Data supplied |
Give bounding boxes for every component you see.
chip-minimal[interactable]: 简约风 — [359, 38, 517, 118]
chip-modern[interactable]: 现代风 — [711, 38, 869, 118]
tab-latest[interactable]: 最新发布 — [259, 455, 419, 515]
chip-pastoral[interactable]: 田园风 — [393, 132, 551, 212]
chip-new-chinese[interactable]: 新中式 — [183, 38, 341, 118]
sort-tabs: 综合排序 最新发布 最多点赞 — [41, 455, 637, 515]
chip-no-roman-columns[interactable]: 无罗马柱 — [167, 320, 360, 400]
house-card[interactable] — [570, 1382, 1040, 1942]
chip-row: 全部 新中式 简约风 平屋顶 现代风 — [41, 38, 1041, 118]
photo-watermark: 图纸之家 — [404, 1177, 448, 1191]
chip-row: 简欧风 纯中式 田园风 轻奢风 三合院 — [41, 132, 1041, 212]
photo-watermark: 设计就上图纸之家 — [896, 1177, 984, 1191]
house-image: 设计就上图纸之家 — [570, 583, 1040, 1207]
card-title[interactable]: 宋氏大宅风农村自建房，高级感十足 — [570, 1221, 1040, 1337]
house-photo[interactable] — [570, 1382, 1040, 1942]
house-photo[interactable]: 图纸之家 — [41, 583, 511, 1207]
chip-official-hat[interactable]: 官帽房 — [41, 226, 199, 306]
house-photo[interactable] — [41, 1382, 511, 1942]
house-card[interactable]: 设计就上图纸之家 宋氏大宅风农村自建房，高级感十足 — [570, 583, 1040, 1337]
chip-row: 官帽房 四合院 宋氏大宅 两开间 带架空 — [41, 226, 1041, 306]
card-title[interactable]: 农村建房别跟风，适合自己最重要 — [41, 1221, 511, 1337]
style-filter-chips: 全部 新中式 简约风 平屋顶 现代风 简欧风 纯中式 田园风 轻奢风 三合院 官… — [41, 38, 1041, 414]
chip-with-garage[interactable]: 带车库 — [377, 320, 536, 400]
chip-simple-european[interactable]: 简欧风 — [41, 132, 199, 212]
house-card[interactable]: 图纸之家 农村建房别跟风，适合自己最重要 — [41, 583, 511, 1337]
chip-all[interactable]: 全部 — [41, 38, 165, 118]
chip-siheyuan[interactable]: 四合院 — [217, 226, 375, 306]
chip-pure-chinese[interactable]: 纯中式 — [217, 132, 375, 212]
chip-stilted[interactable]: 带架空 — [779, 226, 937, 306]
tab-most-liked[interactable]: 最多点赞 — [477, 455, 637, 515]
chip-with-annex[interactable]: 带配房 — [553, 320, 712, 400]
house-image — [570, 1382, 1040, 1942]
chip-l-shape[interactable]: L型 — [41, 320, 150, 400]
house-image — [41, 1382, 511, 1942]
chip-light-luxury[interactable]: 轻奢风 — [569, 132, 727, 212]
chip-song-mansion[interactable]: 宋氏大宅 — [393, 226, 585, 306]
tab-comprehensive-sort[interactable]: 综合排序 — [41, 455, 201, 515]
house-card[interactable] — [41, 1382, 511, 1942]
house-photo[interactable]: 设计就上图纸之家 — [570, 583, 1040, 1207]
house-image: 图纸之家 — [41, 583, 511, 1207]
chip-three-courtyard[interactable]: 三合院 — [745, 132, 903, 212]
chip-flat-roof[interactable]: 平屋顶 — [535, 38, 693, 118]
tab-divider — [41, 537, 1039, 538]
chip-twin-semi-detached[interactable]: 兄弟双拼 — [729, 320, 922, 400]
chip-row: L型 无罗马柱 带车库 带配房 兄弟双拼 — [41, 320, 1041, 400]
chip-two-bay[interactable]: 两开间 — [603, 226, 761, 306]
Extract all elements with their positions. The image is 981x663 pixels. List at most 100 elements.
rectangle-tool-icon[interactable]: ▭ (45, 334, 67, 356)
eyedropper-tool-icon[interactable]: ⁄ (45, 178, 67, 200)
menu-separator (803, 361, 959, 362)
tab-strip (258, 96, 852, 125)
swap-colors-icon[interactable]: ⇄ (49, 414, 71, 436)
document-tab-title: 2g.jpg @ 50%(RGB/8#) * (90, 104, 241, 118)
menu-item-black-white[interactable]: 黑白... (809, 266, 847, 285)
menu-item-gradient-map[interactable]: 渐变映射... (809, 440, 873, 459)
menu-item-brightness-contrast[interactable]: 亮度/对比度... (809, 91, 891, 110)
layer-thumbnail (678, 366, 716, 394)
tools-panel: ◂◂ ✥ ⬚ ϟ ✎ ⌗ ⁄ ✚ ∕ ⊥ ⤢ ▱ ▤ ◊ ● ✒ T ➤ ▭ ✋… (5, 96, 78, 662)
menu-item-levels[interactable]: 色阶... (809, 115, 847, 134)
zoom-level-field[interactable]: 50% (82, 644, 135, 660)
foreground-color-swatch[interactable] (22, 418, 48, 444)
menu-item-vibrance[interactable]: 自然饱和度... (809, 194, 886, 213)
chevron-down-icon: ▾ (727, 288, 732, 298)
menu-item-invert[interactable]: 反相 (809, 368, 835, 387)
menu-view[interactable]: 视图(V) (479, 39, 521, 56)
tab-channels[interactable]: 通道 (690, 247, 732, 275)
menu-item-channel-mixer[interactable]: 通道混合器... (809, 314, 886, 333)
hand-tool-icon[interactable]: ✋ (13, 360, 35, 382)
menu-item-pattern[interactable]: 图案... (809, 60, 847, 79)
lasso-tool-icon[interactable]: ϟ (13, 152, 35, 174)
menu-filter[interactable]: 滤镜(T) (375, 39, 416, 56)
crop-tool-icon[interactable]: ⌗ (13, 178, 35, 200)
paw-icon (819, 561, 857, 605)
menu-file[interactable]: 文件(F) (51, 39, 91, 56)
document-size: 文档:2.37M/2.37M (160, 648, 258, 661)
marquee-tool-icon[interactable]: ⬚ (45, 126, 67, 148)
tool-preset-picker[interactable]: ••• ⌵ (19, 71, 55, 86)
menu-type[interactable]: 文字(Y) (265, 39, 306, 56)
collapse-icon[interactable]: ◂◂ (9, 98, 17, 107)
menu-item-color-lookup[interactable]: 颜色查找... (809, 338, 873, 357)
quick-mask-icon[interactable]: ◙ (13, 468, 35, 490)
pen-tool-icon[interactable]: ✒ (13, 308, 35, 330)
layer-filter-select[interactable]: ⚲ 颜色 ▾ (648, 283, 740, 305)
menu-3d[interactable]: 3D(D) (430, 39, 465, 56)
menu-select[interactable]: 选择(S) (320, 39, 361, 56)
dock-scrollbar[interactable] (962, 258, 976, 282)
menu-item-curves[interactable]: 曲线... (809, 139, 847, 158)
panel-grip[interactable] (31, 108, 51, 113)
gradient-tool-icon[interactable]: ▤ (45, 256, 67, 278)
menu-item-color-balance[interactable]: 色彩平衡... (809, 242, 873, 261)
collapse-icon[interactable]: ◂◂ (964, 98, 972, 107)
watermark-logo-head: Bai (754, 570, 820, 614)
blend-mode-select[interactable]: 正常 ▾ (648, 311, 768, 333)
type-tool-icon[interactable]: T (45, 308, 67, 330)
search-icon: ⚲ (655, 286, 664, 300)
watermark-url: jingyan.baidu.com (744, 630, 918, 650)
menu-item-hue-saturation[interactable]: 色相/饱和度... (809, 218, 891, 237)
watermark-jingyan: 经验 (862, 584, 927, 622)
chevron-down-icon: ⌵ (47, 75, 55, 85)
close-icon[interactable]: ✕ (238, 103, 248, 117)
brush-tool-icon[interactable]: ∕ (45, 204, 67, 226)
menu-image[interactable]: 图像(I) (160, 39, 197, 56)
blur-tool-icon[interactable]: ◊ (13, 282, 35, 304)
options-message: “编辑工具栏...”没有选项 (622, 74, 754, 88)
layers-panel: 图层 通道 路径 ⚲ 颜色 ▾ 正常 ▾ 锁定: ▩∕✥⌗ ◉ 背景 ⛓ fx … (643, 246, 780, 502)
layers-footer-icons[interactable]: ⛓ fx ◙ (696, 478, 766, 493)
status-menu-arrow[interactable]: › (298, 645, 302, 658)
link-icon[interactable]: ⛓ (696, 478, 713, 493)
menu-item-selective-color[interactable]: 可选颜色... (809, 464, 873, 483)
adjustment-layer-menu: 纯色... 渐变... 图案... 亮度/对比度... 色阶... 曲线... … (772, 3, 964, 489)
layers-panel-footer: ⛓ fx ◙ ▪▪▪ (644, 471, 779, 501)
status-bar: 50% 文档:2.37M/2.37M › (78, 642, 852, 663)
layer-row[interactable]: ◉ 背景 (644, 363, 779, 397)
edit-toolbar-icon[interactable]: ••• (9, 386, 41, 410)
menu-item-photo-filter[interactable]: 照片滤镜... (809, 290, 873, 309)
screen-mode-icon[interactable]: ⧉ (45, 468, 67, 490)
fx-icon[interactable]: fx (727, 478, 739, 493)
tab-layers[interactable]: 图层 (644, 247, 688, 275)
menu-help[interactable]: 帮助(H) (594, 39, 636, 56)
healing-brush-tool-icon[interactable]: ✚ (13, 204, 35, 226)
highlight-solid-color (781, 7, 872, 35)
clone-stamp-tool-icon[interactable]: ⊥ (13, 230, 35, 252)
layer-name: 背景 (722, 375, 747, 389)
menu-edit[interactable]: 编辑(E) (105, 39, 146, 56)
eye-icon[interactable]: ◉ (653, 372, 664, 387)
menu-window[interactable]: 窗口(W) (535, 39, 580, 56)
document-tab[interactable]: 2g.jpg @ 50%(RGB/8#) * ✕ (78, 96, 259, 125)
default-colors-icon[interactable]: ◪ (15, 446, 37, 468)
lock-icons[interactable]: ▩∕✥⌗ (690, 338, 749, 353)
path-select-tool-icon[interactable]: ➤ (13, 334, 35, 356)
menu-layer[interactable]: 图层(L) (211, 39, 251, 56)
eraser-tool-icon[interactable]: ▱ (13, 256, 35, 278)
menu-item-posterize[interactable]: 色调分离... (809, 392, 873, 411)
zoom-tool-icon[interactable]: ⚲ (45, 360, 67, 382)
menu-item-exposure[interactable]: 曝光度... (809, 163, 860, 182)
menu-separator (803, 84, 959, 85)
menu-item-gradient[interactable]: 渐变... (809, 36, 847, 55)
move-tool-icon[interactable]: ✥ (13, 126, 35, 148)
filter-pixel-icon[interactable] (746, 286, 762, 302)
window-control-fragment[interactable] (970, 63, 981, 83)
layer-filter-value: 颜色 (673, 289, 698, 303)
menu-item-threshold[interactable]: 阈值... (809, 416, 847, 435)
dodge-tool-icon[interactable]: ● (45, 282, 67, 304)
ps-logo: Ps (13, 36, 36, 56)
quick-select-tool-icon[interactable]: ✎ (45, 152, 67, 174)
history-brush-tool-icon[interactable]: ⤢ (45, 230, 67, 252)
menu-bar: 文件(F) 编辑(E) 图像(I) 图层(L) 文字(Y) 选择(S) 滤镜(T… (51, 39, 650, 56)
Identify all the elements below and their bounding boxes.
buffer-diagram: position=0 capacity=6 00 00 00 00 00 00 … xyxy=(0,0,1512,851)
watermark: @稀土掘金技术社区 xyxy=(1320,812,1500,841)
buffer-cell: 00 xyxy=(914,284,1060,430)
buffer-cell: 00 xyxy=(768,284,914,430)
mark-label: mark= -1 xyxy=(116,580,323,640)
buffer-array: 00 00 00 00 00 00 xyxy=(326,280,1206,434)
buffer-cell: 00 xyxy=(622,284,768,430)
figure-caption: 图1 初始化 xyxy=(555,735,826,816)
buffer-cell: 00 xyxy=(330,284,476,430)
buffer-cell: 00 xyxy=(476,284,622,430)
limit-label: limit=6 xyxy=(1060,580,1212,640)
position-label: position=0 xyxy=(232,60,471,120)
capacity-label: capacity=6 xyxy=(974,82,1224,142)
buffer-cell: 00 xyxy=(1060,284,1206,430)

Job | Give the lines from the start of the entries through the line that contains "chip-pastoral[interactable]: 田园风 —" as a numbered list, skipping any blank lines.

Solution to the exercise |
1. Give bounding boxes for every component you see.
2. chip-minimal[interactable]: 简约风 — [359, 38, 517, 118]
3. chip-modern[interactable]: 现代风 — [711, 38, 869, 118]
4. tab-latest[interactable]: 最新发布 — [259, 455, 419, 515]
5. chip-pastoral[interactable]: 田园风 — [393, 132, 551, 212]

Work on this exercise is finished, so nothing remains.